### [EXERCISE INSTRUCTIONS]
Report all lines holding "SPECULATORS".

Entries from a dataset:
* START *

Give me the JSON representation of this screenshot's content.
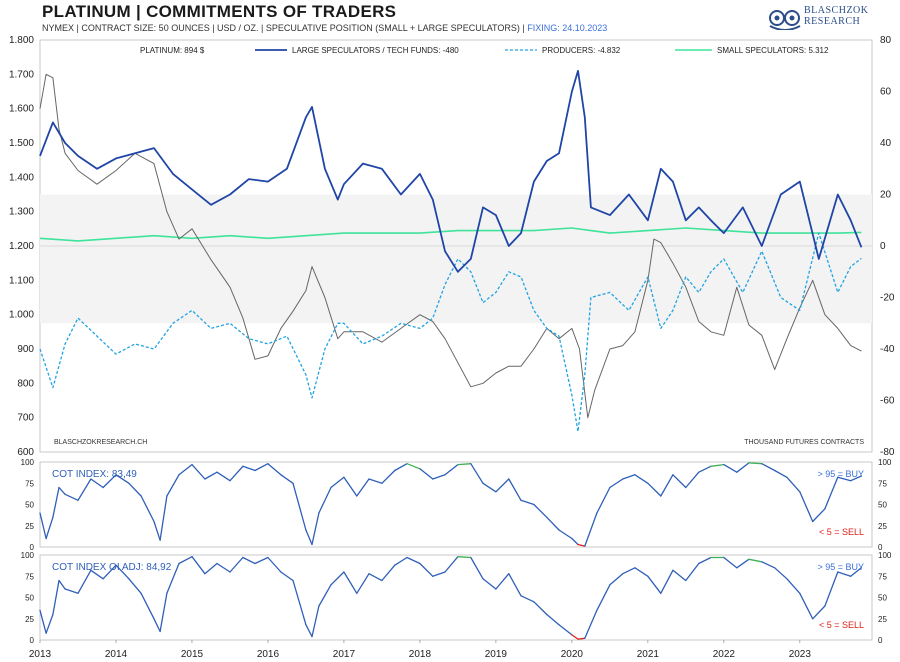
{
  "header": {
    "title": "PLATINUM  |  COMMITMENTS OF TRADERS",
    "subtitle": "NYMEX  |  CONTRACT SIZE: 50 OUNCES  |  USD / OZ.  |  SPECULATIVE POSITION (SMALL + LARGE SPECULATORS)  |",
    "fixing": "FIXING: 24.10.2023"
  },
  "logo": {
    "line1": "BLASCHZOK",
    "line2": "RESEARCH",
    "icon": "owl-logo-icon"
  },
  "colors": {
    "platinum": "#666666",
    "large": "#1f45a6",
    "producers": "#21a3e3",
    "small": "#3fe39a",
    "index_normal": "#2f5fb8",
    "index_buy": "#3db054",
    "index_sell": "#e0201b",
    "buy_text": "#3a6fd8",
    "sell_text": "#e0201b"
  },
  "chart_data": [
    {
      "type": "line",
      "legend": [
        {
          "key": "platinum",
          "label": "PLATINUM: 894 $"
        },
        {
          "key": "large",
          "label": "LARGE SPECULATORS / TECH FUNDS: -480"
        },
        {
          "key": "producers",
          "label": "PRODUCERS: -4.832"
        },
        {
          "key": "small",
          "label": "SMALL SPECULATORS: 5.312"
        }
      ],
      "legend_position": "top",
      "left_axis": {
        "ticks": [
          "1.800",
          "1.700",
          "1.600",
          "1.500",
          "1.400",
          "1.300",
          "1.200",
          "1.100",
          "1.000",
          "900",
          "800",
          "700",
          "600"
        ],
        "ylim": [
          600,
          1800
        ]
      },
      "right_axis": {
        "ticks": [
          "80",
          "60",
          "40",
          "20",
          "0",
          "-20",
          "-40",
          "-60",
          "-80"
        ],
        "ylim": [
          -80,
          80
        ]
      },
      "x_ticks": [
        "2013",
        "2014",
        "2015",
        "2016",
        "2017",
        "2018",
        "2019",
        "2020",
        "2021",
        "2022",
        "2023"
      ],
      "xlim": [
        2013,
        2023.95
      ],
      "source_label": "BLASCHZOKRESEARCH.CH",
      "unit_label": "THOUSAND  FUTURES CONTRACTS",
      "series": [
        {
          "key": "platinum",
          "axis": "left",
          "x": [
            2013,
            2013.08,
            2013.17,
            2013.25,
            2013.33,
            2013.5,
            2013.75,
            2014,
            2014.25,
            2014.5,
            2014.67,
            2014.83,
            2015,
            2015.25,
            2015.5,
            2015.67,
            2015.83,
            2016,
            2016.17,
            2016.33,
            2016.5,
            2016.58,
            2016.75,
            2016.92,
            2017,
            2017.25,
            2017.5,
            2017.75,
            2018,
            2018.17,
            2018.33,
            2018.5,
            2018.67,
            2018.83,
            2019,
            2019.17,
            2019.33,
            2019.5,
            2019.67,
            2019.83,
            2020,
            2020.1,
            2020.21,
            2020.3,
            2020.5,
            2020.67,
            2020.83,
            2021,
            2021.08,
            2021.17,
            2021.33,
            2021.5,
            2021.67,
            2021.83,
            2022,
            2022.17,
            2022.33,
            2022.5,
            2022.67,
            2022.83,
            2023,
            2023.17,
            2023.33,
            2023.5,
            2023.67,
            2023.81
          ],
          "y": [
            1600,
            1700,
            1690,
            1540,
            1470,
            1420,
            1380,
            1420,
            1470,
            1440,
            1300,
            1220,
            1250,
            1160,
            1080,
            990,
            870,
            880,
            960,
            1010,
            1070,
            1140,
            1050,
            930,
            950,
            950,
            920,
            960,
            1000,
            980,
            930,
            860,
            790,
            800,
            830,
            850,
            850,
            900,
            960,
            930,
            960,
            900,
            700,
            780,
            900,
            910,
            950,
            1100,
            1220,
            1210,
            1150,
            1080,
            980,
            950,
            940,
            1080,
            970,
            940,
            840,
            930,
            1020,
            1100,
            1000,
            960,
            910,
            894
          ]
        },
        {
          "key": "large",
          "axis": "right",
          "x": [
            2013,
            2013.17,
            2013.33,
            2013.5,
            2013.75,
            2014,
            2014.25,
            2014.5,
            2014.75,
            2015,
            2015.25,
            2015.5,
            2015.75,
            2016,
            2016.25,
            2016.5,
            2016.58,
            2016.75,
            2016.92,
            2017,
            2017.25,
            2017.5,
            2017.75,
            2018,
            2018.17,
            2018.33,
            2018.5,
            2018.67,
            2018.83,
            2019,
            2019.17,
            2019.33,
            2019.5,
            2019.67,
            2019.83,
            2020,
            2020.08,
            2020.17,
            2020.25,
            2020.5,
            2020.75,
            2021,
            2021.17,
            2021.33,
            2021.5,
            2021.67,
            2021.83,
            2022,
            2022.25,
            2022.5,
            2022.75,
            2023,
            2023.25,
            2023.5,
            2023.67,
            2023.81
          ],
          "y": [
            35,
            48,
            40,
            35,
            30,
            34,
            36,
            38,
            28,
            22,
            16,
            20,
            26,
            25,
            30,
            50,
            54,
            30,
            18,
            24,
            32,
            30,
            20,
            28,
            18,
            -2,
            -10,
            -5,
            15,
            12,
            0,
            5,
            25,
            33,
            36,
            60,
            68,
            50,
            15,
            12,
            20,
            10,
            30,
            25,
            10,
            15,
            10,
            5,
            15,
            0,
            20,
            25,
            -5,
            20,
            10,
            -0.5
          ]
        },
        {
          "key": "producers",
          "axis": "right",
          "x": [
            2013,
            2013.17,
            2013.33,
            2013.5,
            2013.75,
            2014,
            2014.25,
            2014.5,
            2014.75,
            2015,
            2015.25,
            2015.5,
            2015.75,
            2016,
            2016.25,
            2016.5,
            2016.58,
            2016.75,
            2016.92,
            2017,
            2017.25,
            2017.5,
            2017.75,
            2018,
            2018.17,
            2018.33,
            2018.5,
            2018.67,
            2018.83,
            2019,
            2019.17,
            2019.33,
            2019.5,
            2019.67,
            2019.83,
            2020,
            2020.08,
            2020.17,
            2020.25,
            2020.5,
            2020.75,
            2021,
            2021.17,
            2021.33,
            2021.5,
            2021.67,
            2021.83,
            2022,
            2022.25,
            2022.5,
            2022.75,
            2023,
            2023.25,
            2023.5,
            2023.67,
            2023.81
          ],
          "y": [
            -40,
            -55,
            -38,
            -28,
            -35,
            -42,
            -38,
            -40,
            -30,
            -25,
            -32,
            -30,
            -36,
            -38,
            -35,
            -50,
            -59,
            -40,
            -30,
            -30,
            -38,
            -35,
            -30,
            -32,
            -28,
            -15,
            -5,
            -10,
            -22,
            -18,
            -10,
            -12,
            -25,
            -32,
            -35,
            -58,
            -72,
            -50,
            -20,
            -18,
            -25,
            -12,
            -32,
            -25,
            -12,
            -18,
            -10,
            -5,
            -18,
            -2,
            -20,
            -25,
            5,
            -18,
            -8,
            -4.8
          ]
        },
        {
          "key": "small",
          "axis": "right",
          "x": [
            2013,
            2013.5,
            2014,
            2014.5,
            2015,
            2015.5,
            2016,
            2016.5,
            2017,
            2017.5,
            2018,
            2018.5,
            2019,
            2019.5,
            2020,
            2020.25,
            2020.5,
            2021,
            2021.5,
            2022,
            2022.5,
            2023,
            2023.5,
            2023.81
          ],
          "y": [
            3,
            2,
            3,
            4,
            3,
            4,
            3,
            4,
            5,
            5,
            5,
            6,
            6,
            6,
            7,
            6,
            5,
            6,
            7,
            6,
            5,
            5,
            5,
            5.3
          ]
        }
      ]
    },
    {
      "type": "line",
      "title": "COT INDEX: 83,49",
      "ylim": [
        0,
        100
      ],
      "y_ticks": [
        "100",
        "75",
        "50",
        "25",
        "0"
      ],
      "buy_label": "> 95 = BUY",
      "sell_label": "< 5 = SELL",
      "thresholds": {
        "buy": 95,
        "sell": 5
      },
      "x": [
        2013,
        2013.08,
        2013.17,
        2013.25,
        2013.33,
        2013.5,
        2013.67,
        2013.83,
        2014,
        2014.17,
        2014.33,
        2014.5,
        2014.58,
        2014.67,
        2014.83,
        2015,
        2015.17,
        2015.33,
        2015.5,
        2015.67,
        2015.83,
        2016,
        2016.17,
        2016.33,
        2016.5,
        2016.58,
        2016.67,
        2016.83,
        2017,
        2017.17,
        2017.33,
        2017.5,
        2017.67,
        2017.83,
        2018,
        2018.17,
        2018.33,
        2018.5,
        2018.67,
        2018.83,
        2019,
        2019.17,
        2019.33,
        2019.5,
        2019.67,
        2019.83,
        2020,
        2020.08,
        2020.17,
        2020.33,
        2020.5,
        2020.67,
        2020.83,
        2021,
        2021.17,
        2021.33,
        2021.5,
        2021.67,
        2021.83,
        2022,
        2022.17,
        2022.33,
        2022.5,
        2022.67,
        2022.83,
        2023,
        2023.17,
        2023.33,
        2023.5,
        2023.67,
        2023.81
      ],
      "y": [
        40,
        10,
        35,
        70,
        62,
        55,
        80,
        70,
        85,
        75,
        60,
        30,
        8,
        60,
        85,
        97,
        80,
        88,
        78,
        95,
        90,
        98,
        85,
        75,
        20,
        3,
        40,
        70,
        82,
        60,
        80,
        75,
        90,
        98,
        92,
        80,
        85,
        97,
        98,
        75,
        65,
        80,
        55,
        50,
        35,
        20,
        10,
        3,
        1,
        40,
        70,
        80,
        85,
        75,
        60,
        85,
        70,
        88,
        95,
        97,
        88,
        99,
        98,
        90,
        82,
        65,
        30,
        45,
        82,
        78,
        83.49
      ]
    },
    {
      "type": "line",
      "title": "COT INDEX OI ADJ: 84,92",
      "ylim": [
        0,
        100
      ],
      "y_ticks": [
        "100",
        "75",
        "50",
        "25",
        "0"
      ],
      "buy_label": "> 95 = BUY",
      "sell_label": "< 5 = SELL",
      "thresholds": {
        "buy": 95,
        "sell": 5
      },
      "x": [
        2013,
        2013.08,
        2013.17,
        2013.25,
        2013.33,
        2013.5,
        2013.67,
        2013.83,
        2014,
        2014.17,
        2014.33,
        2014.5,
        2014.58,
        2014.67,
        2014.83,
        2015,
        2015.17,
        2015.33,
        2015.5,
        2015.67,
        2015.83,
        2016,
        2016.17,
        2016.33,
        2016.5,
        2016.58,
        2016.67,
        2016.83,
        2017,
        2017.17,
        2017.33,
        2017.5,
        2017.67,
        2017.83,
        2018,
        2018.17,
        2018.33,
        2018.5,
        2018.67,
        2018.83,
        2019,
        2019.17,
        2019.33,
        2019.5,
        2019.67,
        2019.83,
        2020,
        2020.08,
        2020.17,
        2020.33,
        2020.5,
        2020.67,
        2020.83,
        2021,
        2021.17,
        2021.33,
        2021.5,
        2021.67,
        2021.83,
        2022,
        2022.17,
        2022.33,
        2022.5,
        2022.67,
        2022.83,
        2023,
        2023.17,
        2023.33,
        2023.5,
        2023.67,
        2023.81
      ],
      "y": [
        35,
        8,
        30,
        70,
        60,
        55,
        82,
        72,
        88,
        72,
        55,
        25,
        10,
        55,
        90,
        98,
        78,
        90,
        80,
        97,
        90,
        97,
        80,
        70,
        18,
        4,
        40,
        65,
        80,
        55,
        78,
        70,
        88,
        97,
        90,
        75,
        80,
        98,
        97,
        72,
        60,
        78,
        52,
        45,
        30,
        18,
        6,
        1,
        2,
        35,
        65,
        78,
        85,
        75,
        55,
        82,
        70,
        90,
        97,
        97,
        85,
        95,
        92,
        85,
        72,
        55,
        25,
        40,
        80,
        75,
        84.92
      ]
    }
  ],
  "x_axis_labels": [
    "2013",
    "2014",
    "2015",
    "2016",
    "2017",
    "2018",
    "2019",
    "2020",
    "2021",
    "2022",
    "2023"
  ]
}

* END *

### [OUTPUT OF THE TASK]
    "subtitle": "NYMEX  |  CONTRACT SIZE: 50 OUNCES  |  USD / OZ.  |  SPECULATIVE POSITION (SMALL + LARGE SPECULATORS)  |",
          "label": "LARGE SPECULATORS / TECH FUNDS: -480"
          "label": "SMALL SPECULATORS: 5.312"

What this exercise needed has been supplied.